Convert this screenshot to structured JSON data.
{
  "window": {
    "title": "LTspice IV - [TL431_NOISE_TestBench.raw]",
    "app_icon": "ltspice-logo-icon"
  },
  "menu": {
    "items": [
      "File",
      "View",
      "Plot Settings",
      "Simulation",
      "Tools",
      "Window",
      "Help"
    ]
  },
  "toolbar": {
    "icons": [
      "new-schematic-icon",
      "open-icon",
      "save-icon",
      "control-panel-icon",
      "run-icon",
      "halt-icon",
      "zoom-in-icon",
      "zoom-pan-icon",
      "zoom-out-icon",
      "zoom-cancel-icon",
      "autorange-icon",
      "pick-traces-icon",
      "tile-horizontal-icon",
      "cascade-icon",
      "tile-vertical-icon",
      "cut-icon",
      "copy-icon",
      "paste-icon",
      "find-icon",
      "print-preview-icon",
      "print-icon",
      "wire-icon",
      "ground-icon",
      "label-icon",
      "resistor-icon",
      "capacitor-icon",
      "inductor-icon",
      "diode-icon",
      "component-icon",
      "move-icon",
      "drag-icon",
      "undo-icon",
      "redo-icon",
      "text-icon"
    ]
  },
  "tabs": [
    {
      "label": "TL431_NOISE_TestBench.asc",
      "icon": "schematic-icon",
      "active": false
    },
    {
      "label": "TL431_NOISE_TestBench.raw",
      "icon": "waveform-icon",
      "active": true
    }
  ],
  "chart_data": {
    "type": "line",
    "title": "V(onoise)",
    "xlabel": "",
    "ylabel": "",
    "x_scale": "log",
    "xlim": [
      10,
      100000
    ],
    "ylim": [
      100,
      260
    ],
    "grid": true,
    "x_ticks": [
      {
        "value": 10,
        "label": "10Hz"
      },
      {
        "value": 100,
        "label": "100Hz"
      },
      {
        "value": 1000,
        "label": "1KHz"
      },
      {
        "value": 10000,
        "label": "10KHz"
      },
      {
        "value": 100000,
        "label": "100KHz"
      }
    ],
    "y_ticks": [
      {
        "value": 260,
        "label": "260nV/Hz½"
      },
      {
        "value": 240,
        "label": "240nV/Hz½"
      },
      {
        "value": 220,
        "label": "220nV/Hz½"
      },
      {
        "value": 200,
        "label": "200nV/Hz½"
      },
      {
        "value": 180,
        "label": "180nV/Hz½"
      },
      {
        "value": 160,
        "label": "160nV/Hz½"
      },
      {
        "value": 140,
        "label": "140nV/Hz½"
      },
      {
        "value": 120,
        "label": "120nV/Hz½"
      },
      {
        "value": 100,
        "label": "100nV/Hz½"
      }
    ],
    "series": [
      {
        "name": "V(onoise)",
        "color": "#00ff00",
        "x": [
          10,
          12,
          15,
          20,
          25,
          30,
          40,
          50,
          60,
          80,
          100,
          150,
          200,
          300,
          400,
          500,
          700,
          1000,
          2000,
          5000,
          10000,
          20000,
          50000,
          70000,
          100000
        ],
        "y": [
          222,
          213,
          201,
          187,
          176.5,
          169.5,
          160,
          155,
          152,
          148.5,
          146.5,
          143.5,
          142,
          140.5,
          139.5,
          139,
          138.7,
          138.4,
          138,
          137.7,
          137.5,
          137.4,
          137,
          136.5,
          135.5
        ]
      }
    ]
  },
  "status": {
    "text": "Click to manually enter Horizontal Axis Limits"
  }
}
****
_Exercise instructions_
Copy all of the data exactly.

_Worked answer_
Convert this screenshot to structured JSON data.
{
  "window": {
    "title": "LTspice IV - [TL431_NOISE_TestBench.raw]",
    "app_icon": "ltspice-logo-icon"
  },
  "menu": {
    "items": [
      "File",
      "View",
      "Plot Settings",
      "Simulation",
      "Tools",
      "Window",
      "Help"
    ]
  },
  "toolbar": {
    "icons": [
      "new-schematic-icon",
      "open-icon",
      "save-icon",
      "control-panel-icon",
      "run-icon",
      "halt-icon",
      "zoom-in-icon",
      "zoom-pan-icon",
      "zoom-out-icon",
      "zoom-cancel-icon",
      "autorange-icon",
      "pick-traces-icon",
      "tile-horizontal-icon",
      "cascade-icon",
      "tile-vertical-icon",
      "cut-icon",
      "copy-icon",
      "paste-icon",
      "find-icon",
      "print-preview-icon",
      "print-icon",
      "wire-icon",
      "ground-icon",
      "label-icon",
      "resistor-icon",
      "capacitor-icon",
      "inductor-icon",
      "diode-icon",
      "component-icon",
      "move-icon",
      "drag-icon",
      "undo-icon",
      "redo-icon",
      "text-icon"
    ]
  },
  "tabs": [
    {
      "label": "TL431_NOISE_TestBench.asc",
      "icon": "schematic-icon",
      "active": false
    },
    {
      "label": "TL431_NOISE_TestBench.raw",
      "icon": "waveform-icon",
      "active": true
    }
  ],
  "chart_data": {
    "type": "line",
    "title": "V(onoise)",
    "xlabel": "",
    "ylabel": "",
    "x_scale": "log",
    "xlim": [
      10,
      100000
    ],
    "ylim": [
      100,
      260
    ],
    "grid": true,
    "x_ticks": [
      {
        "value": 10,
        "label": "10Hz"
      },
      {
        "value": 100,
        "label": "100Hz"
      },
      {
        "value": 1000,
        "label": "1KHz"
      },
      {
        "value": 10000,
        "label": "10KHz"
      },
      {
        "value": 100000,
        "label": "100KHz"
      }
    ],
    "y_ticks": [
      {
        "value": 260,
        "label": "260nV/Hz½"
      },
      {
        "value": 240,
        "label": "240nV/Hz½"
      },
      {
        "value": 220,
        "label": "220nV/Hz½"
      },
      {
        "value": 200,
        "label": "200nV/Hz½"
      },
      {
        "value": 180,
        "label": "180nV/Hz½"
      },
      {
        "value": 160,
        "label": "160nV/Hz½"
      },
      {
        "value": 140,
        "label": "140nV/Hz½"
      },
      {
        "value": 120,
        "label": "120nV/Hz½"
      },
      {
        "value": 100,
        "label": "100nV/Hz½"
      }
    ],
    "series": [
      {
        "name": "V(onoise)",
        "color": "#00ff00",
        "x": [
          10,
          12,
          15,
          20,
          25,
          30,
          40,
          50,
          60,
          80,
          100,
          150,
          200,
          300,
          400,
          500,
          700,
          1000,
          2000,
          5000,
          10000,
          20000,
          50000,
          70000,
          100000
        ],
        "y": [
          222,
          213,
          201,
          187,
          176.5,
          169.5,
          160,
          155,
          152,
          148.5,
          146.5,
          143.5,
          142,
          140.5,
          139.5,
          139,
          138.7,
          138.4,
          138,
          137.7,
          137.5,
          137.4,
          137,
          136.5,
          135.5
        ]
      }
    ]
  },
  "status": {
    "text": "Click to manually enter Horizontal Axis Limits"
  }
}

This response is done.